Exercise description >>
From the entries provided below, copy each line that contains the word "akshit".

Records for this task >>
******

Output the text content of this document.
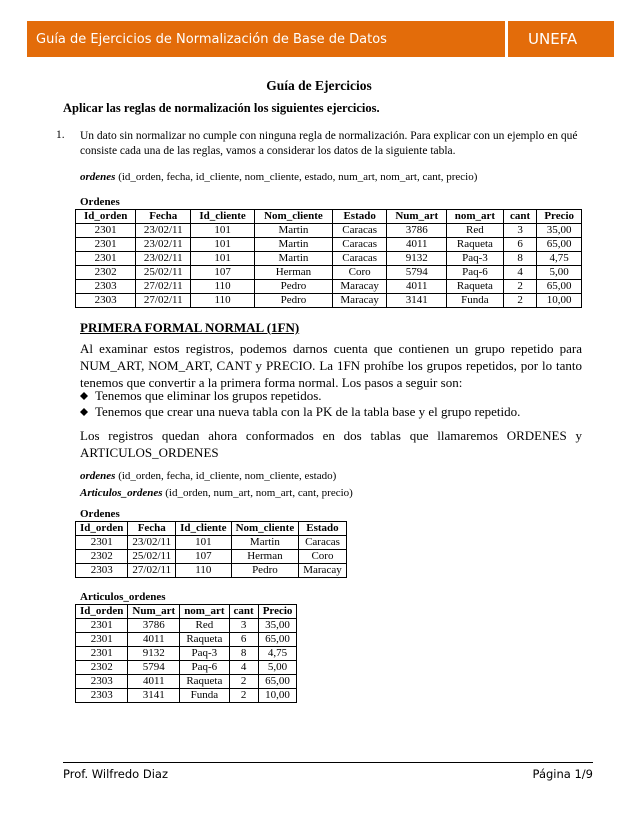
Guía de Ejercicios de Normalización de Base de Datos	UNEFA
Guía de Ejercicios
Aplicar las reglas de normalización los siguientes ejercicios.
1. Un dato sin normalizar no cumple con ninguna regla de normalización. Para explicar con un ejemplo en qué consiste cada una de las reglas, vamos a considerar los datos de la siguiente tabla.
ordenes (id_orden, fecha, id_cliente, nom_cliente, estado, num_art, nom_art, cant, precio)
Ordenes
Id_orden	Fecha	Id_cliente	Nom_cliente	Estado	Num_art	nom_art	cant	Precio
2301	23/02/11	101	Martin	Caracas	3786	Red	3	35,00
2301	23/02/11	101	Martin	Caracas	4011	Raqueta	6	65,00
2301	23/02/11	101	Martin	Caracas	9132	Paq-3	8	4,75
2302	25/02/11	107	Herman	Coro	5794	Paq-6	4	5,00
2303	27/02/11	110	Pedro	Maracay	4011	Raqueta	2	65,00
2303	27/02/11	110	Pedro	Maracay	3141	Funda	2	10,00
PRIMERA FORMAL NORMAL (1FN)
Al examinar estos registros, podemos darnos cuenta que contienen un grupo repetido para NUM_ART, NOM_ART, CANT y PRECIO. La 1FN prohíbe los grupos repetidos, por lo tanto tenemos que convertir a la primera forma normal. Los pasos a seguir son:
Tenemos que eliminar los grupos repetidos.
Tenemos que crear una nueva tabla con la PK de la tabla base y el grupo repetido.
Los registros quedan ahora conformados en dos tablas que llamaremos ORDENES y ARTICULOS_ORDENES
ordenes (id_orden, fecha, id_cliente, nom_cliente, estado)
Articulos_ordenes (id_orden, num_art, nom_art, cant, precio)
Ordenes
Id_orden	Fecha	Id_cliente	Nom_cliente	Estado
2301	23/02/11	101	Martin	Caracas
2302	25/02/11	107	Herman	Coro
2303	27/02/11	110	Pedro	Maracay
Articulos_ordenes
Id_orden	Num_art	nom_art	cant	Precio
2301	3786	Red	3	35,00
2301	4011	Raqueta	6	65,00
2301	9132	Paq-3	8	4,75
2302	5794	Paq-6	4	5,00
2303	4011	Raqueta	2	65,00
2303	3141	Funda	2	10,00
Prof. Wilfredo Diaz	Página 1/9
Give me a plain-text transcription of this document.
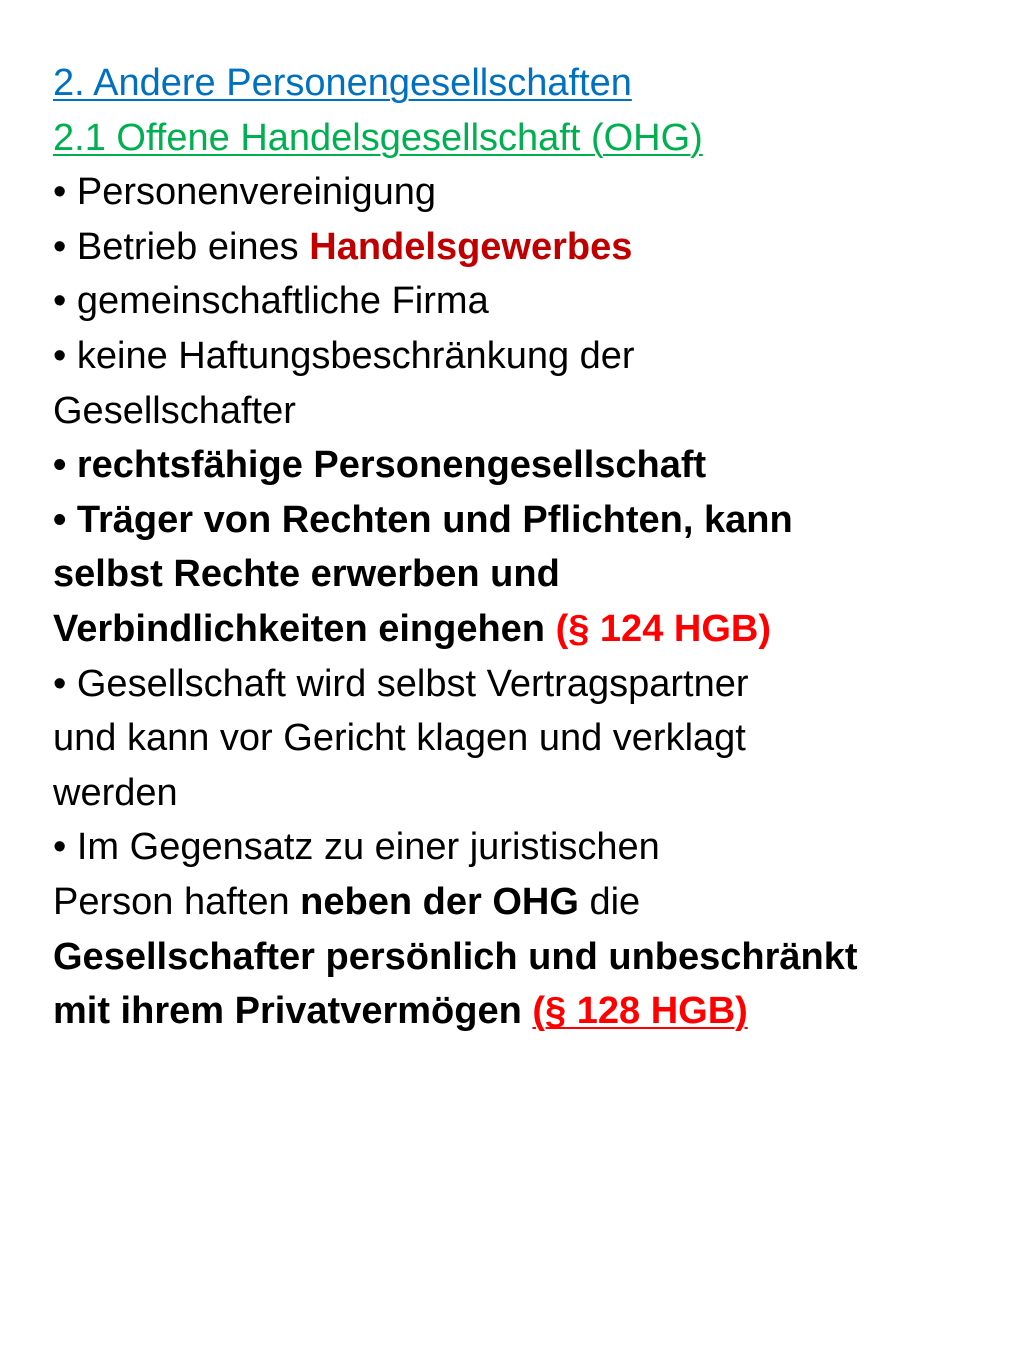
2. Andere Personengesellschaften
2.1 Offene Handelsgesellschaft (OHG)
• Personenvereinigung
• Betrieb eines Handelsgewerbes
• gemeinschaftliche Firma
• keine Haftungsbeschränkung der
Gesellschafter
• rechtsfähige Personengesellschaft
• Träger von Rechten und Pflichten, kann
selbst Rechte erwerben und
Verbindlichkeiten eingehen (§ 124 HGB)
• Gesellschaft wird selbst Vertragspartner
und kann vor Gericht klagen und verklagt
werden
• Im Gegensatz zu einer juristischen
Person haften neben der OHG die
Gesellschafter persönlich und unbeschränkt
mit ihrem Privatvermögen (§ 128 HGB)
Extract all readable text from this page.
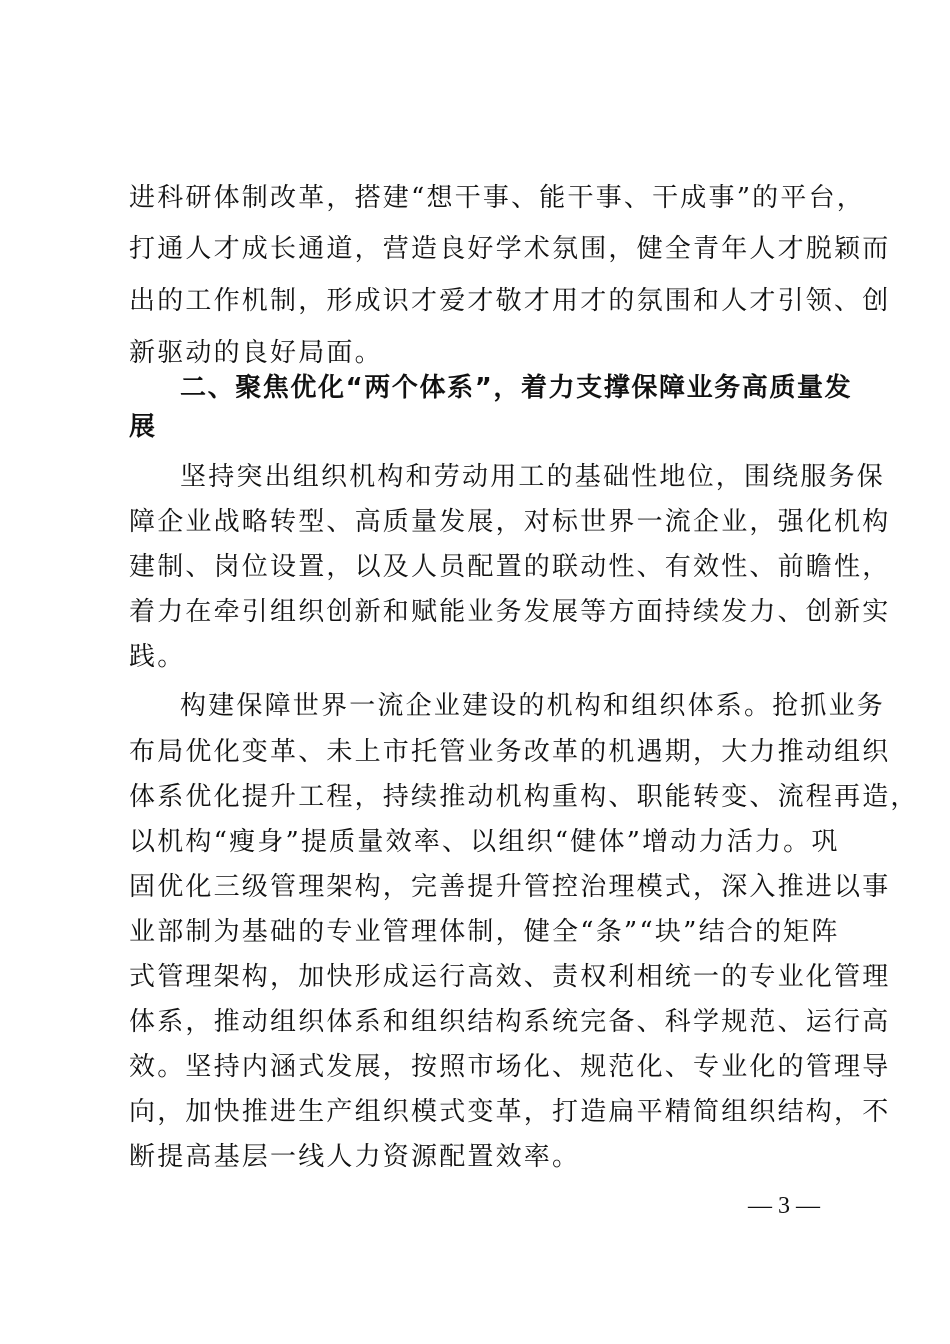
进科研体制改革，搭建“想干事、能干事、干成事”的平台，
打通人才成长通道，营造良好学术氛围，健全青年人才脱颖而
出的工作机制，形成识才爱才敬才用才的氛围和人才引领、创
新驱动的良好局面。
二、聚焦优化“两个体系”，着力支撑保障业务高质量发
展
坚持突出组织机构和劳动用工的基础性地位，围绕服务保
障企业战略转型、高质量发展，对标世界一流企业，强化机构
建制、岗位设置，以及人员配置的联动性、有效性、前瞻性，
着力在牵引组织创新和赋能业务发展等方面持续发力、创新实
践。
构建保障世界一流企业建设的机构和组织体系。抢抓业务
布局优化变革、未上市托管业务改革的机遇期，大力推动组织
体系优化提升工程，持续推动机构重构、职能转变、流程再造，
以机构“瘦身”提质量效率、以组织“健体”增动力活力。巩
固优化三级管理架构，完善提升管控治理模式，深入推进以事
业部制为基础的专业管理体制，健全“条”“块”结合的矩阵
式管理架构，加快形成运行高效、责权利相统一的专业化管理
体系，推动组织体系和组织结构系统完备、科学规范、运行高
效。坚持内涵式发展，按照市场化、规范化、专业化的管理导
向，加快推进生产组织模式变革，打造扁平精简组织结构，不
断提高基层一线人力资源配置效率。
— 3 —
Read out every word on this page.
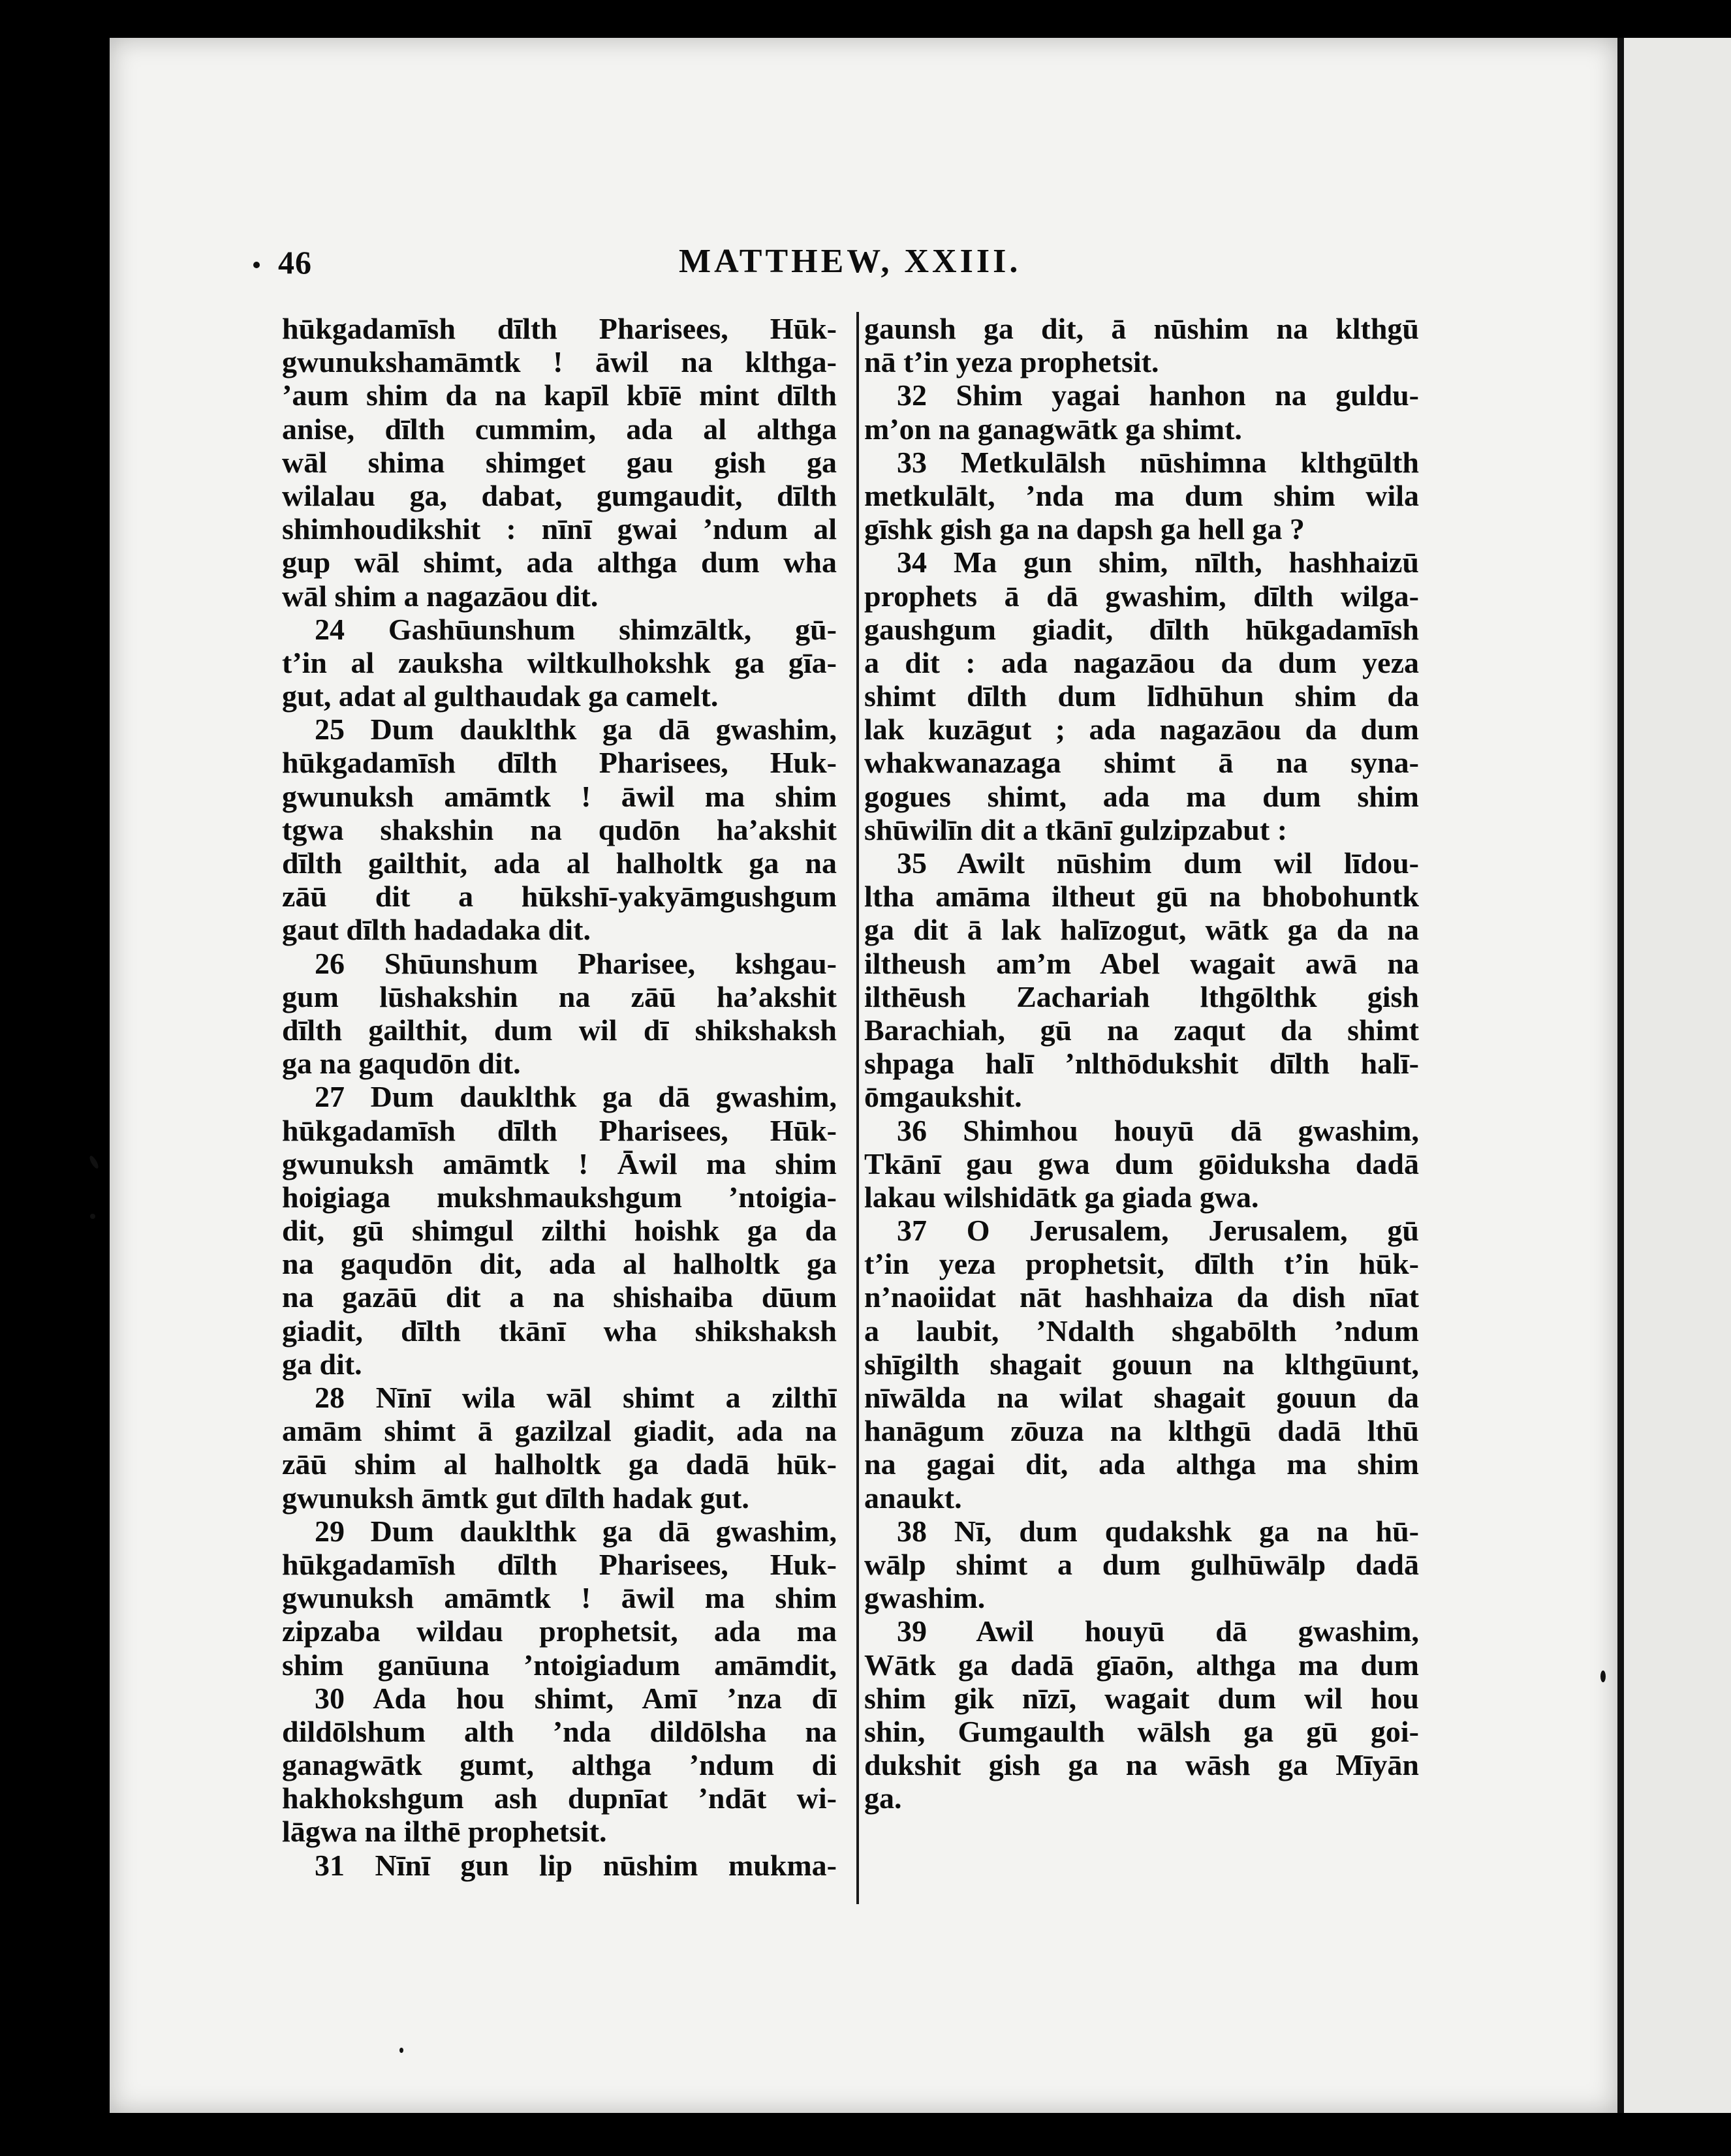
46	MATTHEW, XXIII.
hūkgadamīsh dīlth Pharisees, Hūk-
gwunukshamāmtk ! āwil na klthga-
’aum shim da na kapīl kbīē mint dīlth
anise, dīlth cummim, ada al althga
wāl shima shimget gau gish ga
wilalau ga, dabat, gumgaudit, dīlth
shimhoudikshit : nīnī gwai ’ndum al
gup wāl shimt, ada althga dum wha
wāl shim a nagazāou dit.
24 Gashūunshum shimzāltk, gū-
t’in al zauksha wiltkulhokshk ga gīa-
gut, adat al gulthaudak ga camelt.
25 Dum dauklthk ga dā gwashim,
hūkgadamīsh dīlth Pharisees, Huk-
gwunuksh amāmtk ! āwil ma shim
tgwa shakshin na qudōn ha’akshit
dīlth gailthit, ada al halholtk ga na
zāū dit a hūkshī-yakyāmgushgum
gaut dīlth hadadaka dit.
26 Shūunshum Pharisee, kshgau-
gum lūshakshin na zāū ha’akshit
dīlth gailthit, dum wil dī shikshaksh
ga na gaqudōn dit.
27 Dum dauklthk ga dā gwashim,
hūkgadamīsh dīlth Pharisees, Hūk-
gwunuksh amāmtk ! Āwil ma shim
hoigiaga mukshmaukshgum ’ntoigia-
dit, gū shimgul zilthi hoishk ga da
na gaqudōn dit, ada al halholtk ga
na gazāū dit a na shishaiba dūum
giadit, dīlth tkānī wha shikshaksh
ga dit.
28 Nīnī wila wāl shimt a zilthī
amām shimt ā gazilzal giadit, ada na
zāū shim al halholtk ga dadā hūk-
gwunuksh āmtk gut dīlth hadak gut.
29 Dum dauklthk ga dā gwashim,
hūkgadamīsh dīlth Pharisees, Huk-
gwunuksh amāmtk ! āwil ma shim
zipzaba wildau prophetsit, ada ma
shim ganūuna ’ntoigiadum amāmdit,
30 Ada hou shimt, Amī ’nza dī
dildōlshum alth ’nda dildōlsha na
ganagwātk gumt, althga ’ndum di
hakhokshgum ash dupnīat ’ndāt wi-
lāgwa na ilthē prophetsit.
31 Nīnī gun lip nūshim mukma-
gaunsh ga dit, ā nūshim na klthgū
nā t’in yeza prophetsit.
32 Shim yagai hanhon na guldu-
m’on na ganagwātk ga shimt.
33 Metkulālsh nūshimna klthgūlth
metkulālt, ’nda ma dum shim wila
gīshk gish ga na dapsh ga hell ga ?
34 Ma gun shim, nīlth, hashhaizū
prophets ā dā gwashim, dīlth wilga-
gaushgum giadit, dīlth hūkgadamīsh
a dit : ada nagazāou da dum yeza
shimt dīlth dum līdhūhun shim da
lak kuzāgut ; ada nagazāou da dum
whakwanazaga shimt ā na syna-
gogues shimt, ada ma dum shim
shūwilīn dit a tkānī gulzipzabut :
35 Awilt nūshim dum wil līdou-
ltha amāma iltheut gū na bhobohuntk
ga dit ā lak halīzogut, wātk ga da na
iltheush am’m Abel wagait awā na
ilthēush Zachariah lthgōlthk gish
Barachiah, gū na zaqut da shimt
shpaga halī ’nlthōdukshit dīlth halī-
ōmgaukshit.
36 Shimhou houyū dā gwashim,
Tkānī gau gwa dum gōiduksha dadā
lakau wilshidātk ga giada gwa.
37 O Jerusalem, Jerusalem, gū
t’in yeza prophetsit, dīlth t’in hūk-
n’naoiidat nāt hashhaiza da dish nīat
a laubit, ’Ndalth shgabōlth ’ndum
shīgilth shagait gouun na klthgūunt,
nīwālda na wilat shagait gouun da
hanāgum zōuza na klthgū dadā lthū
na gagai dit, ada althga ma shim
anaukt.
38 Nī, dum qudakshk ga na hū-
wālp shimt a dum gulhūwālp dadā
gwashim.
39 Awil houyū dā gwashim,
Wātk ga dadā gīaōn, althga ma dum
shim gik nīzī, wagait dum wil hou
shin, Gumgaulth wālsh ga gū goi-
dukshit gish ga na wāsh ga Mīyān
ga.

******

Task solution >>
tgwa shakshin na qudōn ha’akshit
gum lūshakshin na zāū ha’akshit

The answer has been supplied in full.